Output the entries verbatim, including every line.

Data items:
::::::::

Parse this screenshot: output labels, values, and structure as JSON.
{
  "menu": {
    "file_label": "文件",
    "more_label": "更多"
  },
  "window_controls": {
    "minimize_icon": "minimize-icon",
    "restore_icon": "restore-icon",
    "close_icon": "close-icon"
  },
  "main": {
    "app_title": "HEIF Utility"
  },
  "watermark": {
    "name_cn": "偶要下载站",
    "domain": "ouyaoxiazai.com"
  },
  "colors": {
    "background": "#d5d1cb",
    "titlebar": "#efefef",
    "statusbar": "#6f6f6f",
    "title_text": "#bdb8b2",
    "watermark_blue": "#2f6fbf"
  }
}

::::::::

Solution
Parse this screenshot: output labels, values, and structure as JSON.
{
  "menu": {
    "file_label": "文件",
    "more_label": "更多"
  },
  "window_controls": {
    "minimize_icon": "minimize-icon",
    "restore_icon": "restore-icon",
    "close_icon": "close-icon"
  },
  "main": {
    "app_title": "HEIF Utility"
  },
  "watermark": {
    "name_cn": "偶要下载站",
    "domain": "ouyaoxiazai.com"
  },
  "colors": {
    "background": "#d5d1cb",
    "titlebar": "#efefef",
    "statusbar": "#6f6f6f",
    "title_text": "#bdb8b2",
    "watermark_blue": "#2f6fbf"
  }
}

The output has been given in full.